Texto de estudio:
Chuparse el dedo es una conducta habitual y fisiológica en los bebés y niños de corta edad; pero cuando este hábito se prolonga en el tiempo puede originar complicaciones, por lo que es necesario corregirlo a tiempo.
Escrito por Dra. María Teresa Romero Rubio, Pediatra

¿Por qué mi hijo se chupa el dedo?

La succión es un reflejo que el recién nacido tiene antes incluso de su llegada al mundo; las ecografías muestran que los fetos de 13-14 semanas ya chupan sus diminutos dedos. Incluso en algunos bebés se observa, al nacer, una pequeña ampolla en la mano debido a la succión mantenida dentro del útero.

El acto de succionar no sólo tiene para el bebé una función nutritiva, sino que también le proporciona seguridad, tranquilidad, sosiego y placer; a esto se le denomina “succión no nutritiva”. La boca es el principal órgano sensorial, junto con el olfato, de un recién nacido. Con ella se alimentan, con ella reclaman atención, y con ella inicialmente empiezan a explorar su pequeño mundo, comenzando por su propio cuerpo. Primero moverán ambas manos de forma descoordinada, después se llevarán esporádicamente las manos a la boca, y a las pocas semanas ya acertarán a introducir en ella sus dedos para la succión.

Esta necesidad de succión no nutritiva puede calmarse con la utilización de un chupete, que en esencia cumplirá las mismas funciones. Sin embargo, no son pocos los niños que rechazan el plástico de la tetina y prefieren succionar sus dedos. El pulgar es el dedo que con más frecuencia utilizan, aunque hay niños que intentan meterse otros dedos, o incluso toda la mano, en la boca.

En principio no hay que alarmarse porque el niño se chupe el dedo, ya que es absolutamente normal y fisiológico, y sirve al bebé para explorar su propio cuerpo, para descubrirse, y además aprende a tranquilizarse solo, utilizando sus propios recursos. Aunque no lo parezca, que un bebé de pocos meses se chupe el dedo es un signo de madurez desde el punto de vista psicomotor.

Registros extraídos de una colección
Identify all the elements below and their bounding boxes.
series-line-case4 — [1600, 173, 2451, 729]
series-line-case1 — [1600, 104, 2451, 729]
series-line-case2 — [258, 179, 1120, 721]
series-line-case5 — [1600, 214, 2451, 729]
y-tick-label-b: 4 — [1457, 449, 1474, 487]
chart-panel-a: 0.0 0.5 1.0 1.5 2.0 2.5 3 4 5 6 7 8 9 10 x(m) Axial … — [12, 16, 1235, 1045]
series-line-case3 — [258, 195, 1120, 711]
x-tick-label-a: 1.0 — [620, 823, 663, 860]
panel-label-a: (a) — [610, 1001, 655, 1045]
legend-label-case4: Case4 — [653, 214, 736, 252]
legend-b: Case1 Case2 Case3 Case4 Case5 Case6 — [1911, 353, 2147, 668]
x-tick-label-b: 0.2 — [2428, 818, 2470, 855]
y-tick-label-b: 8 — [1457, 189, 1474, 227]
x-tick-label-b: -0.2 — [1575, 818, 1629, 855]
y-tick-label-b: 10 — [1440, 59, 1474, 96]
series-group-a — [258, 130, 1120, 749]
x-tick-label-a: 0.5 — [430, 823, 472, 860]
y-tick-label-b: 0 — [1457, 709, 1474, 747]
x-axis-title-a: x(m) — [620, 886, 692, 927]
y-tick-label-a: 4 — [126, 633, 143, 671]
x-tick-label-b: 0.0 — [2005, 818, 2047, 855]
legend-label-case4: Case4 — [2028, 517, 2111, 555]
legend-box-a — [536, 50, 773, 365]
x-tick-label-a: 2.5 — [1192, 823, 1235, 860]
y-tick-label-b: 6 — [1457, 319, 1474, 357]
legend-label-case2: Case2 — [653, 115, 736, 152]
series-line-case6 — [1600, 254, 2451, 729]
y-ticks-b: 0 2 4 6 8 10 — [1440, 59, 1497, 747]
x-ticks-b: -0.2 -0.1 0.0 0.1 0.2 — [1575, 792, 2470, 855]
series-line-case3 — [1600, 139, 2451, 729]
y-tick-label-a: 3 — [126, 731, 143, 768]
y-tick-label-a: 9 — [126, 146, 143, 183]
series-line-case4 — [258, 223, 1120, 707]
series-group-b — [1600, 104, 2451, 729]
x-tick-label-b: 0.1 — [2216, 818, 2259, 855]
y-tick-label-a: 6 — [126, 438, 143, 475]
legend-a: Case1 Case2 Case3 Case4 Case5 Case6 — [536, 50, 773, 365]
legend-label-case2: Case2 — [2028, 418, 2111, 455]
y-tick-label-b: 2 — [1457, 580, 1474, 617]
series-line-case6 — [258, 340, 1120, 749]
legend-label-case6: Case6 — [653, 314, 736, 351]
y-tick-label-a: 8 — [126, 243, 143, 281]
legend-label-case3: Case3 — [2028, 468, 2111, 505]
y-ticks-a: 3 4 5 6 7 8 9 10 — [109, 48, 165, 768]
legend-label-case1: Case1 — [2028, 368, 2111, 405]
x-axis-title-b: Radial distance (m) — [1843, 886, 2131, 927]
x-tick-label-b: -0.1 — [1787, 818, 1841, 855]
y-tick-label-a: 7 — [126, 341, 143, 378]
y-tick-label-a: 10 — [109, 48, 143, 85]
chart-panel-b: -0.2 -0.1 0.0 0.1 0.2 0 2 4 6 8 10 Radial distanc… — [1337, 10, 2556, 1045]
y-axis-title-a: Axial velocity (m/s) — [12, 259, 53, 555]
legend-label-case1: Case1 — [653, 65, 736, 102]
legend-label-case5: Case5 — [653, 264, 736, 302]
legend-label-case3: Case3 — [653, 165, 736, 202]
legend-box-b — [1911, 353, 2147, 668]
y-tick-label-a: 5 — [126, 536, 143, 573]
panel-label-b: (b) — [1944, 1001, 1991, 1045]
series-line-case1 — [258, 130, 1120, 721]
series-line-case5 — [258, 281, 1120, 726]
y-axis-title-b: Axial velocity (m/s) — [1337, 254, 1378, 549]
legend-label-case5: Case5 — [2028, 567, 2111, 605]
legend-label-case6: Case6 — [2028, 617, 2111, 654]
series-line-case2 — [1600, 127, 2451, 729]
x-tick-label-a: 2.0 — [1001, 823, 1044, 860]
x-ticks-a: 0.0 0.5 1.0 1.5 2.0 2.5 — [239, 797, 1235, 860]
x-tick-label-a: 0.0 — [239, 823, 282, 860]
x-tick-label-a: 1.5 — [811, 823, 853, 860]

Comprueba tu comprensión:
A. En el texto sobre chuparse el dedo, ¿a qué edad gestacional muestran las ecografías que los fetos ya chupan sus dedos?
B. Continúa el texto sobre el hábito de chuparse el dedo a partir de su última oración.
El listado es material aparte y no guarda relación con el texto sobre chuparse el dedo.

Respuestas esperadas:
A. A las 13-14 semanas.

B.
¿Hasta qué edad es normal que un niño se chupe el dedo?

La mayor parte de los bebés se chupa el dedo en algún momento durante el primer año de vida. Lo habitual es que dejen de hacerlo progresivamente hacia los dos años; sólo un 5% de los niños continuará con el hábito más allá de los seis años. En resumen, podríamos decir que deja de ser un reflejo para convertirse en un hábito a partir de los cuatro años de edad. Sin embargo no está demostrado que chuparse el pulgar sea en sí mismo ningún signo de necesidad emocional.

Chuparse el dedo deja de ser un reflejo para convertirse en un hábito a partir de los cuatro años de edad

Por lo tanto, durante el primer año de vida del bebé no se recomienda seguir ninguna pauta para quitarle la costumbre, puesto que es un patrón de conducta normal. A partir de entonces es recomendable observar en qué momentos del día tiene más tendencia a hacerlo, ya que así podrían identificarse las situaciones que le llevan a ello: si está aburrido, si tiene sueño y no puede conciliarlo, si tiene miedo… y utilizar así otros recursos para calmar sus necesidades.

Los problemas derivados de este hábito están en relación con la dentición y la fonación, por lo que si el hábito se mantiene es necesario actuar antes de la aparición de la dentición definitiva, sobre los 6-7 años de edad.